═════ Items ═════

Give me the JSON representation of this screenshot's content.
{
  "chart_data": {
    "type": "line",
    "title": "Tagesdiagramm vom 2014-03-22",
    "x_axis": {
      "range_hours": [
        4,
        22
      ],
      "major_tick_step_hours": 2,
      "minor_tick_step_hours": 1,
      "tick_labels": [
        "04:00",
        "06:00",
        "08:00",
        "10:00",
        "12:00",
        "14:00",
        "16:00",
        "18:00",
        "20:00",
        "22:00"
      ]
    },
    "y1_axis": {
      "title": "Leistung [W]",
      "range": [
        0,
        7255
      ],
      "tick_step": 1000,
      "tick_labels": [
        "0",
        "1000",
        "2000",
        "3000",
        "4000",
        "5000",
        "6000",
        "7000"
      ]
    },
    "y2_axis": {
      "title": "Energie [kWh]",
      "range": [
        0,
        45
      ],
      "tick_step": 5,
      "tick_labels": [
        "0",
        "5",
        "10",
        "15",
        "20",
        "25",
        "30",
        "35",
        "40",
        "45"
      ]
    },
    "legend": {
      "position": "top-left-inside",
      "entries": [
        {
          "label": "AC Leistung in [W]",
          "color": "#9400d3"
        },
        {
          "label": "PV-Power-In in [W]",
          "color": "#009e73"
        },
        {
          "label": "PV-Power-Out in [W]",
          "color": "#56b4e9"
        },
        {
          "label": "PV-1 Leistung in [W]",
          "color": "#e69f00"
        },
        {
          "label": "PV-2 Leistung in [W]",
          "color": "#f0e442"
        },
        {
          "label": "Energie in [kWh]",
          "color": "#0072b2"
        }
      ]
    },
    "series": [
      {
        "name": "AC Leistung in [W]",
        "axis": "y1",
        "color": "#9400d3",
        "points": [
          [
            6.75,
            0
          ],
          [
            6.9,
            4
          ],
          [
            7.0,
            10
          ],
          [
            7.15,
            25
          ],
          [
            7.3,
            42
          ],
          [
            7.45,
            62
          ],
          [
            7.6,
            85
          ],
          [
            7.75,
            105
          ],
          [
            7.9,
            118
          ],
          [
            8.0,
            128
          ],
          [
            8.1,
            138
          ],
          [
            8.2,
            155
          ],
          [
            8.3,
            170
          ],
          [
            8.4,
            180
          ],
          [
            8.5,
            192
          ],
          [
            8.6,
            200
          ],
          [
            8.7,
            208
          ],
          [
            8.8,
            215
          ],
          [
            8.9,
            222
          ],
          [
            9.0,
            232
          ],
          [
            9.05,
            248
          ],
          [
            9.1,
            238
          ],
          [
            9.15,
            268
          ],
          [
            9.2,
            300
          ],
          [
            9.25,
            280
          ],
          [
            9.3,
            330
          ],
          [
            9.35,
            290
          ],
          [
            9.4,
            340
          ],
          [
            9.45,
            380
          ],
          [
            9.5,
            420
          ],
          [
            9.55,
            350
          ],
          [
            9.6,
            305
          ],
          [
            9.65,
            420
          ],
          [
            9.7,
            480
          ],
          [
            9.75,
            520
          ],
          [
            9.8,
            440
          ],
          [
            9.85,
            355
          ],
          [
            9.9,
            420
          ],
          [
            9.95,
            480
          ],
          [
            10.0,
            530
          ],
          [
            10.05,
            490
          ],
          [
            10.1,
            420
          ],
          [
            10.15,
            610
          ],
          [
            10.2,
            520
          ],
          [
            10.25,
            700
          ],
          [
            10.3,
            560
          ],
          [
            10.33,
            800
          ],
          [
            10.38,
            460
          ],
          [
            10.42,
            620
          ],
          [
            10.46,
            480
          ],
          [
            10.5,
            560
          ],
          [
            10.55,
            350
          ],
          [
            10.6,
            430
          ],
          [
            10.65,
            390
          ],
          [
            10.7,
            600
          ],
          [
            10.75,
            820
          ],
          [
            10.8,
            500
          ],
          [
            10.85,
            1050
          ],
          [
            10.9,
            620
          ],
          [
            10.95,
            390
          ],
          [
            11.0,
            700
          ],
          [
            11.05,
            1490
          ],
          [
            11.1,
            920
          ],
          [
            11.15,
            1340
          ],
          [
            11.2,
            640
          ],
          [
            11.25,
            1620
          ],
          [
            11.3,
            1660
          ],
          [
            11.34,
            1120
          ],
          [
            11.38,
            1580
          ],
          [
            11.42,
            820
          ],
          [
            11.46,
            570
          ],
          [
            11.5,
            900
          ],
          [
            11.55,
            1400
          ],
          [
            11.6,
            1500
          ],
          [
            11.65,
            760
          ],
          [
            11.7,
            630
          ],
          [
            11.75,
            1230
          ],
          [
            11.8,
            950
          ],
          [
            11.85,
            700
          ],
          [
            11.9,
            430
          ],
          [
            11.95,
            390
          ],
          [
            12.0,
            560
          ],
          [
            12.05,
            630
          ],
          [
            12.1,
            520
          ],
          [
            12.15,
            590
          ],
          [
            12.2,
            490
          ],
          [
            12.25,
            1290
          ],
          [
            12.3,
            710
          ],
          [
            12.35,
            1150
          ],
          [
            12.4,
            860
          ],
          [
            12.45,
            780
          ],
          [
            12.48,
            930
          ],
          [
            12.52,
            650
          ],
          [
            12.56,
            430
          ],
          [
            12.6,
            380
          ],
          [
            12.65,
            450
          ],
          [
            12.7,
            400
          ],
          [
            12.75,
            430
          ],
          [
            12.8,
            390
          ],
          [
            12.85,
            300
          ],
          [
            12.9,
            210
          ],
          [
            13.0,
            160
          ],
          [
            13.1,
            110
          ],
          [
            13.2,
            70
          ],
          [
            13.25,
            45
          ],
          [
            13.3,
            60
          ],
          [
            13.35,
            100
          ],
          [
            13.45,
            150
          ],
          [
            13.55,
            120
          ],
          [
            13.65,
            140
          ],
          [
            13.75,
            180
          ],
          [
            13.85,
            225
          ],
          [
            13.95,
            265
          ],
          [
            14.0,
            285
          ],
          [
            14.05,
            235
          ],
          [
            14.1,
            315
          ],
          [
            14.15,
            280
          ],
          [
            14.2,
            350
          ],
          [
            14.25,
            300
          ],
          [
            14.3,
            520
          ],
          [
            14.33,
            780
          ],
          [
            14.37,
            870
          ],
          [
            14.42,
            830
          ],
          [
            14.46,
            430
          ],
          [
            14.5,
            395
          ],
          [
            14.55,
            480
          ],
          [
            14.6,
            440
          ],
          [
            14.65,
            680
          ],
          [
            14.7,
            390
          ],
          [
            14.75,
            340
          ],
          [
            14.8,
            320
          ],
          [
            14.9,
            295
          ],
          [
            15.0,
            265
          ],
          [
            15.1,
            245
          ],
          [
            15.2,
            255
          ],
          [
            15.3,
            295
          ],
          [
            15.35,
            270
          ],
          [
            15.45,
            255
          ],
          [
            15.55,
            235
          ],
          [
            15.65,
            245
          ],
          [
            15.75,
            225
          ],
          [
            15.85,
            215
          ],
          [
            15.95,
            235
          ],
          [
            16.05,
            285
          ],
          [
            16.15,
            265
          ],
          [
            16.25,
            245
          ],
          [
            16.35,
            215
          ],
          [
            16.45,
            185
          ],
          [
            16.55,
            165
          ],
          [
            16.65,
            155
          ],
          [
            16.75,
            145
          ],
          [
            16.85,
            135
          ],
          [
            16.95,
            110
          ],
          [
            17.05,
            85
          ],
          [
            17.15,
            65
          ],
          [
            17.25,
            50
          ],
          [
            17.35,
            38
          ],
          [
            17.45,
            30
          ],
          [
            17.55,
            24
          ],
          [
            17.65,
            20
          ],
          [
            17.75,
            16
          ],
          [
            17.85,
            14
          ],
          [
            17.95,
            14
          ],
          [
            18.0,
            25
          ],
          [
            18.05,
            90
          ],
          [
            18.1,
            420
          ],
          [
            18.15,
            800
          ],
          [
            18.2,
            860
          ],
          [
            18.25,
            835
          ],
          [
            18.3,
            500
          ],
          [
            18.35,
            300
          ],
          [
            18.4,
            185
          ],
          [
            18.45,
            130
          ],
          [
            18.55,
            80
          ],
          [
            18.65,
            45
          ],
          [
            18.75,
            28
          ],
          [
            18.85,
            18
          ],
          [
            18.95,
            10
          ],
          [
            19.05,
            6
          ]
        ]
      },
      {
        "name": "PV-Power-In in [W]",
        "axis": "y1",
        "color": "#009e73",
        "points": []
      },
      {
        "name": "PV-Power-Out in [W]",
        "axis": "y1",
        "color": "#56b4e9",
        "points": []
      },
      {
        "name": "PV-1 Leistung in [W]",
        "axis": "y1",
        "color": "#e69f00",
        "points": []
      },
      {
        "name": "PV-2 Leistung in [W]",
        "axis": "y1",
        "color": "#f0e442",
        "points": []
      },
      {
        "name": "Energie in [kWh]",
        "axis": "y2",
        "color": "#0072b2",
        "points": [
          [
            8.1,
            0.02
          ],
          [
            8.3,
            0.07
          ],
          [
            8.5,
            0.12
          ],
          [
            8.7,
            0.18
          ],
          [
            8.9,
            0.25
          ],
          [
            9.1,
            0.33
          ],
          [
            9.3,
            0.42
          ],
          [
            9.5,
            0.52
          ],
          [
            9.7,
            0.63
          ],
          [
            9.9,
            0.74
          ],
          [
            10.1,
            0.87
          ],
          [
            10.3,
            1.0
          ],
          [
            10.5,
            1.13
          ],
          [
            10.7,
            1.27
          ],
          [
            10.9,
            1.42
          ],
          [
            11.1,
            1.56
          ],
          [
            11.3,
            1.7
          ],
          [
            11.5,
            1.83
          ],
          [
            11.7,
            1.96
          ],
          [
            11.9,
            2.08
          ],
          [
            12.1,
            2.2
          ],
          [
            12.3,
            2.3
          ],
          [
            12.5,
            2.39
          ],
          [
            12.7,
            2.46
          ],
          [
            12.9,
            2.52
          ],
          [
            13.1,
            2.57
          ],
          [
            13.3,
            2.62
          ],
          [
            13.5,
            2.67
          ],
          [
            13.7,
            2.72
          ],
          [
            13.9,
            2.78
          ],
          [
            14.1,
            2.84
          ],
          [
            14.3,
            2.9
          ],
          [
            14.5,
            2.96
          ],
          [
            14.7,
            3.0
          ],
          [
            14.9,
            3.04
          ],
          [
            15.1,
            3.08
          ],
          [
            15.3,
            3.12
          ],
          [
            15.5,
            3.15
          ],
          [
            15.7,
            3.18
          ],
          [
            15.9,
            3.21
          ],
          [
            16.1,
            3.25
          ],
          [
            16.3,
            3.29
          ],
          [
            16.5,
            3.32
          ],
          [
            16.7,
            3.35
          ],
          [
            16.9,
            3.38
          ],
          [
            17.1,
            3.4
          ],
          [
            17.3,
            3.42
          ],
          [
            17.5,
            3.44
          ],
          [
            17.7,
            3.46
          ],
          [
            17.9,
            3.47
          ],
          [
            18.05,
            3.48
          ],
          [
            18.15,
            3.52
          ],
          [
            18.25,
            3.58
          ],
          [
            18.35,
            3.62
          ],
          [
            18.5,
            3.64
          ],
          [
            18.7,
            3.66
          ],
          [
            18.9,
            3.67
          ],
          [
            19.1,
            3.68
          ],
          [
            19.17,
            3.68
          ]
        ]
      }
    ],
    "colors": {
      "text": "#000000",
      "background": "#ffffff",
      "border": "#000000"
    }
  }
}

═════

→ Directions
Using the entries above, return each line in which the word "Power" occurs.

→ Worked solution
          "label": "PV-Power-In in [W]",
          "label": "PV-Power-Out in [W]",
        "name": "PV-Power-In in [W]",
        "name": "PV-Power-Out in [W]",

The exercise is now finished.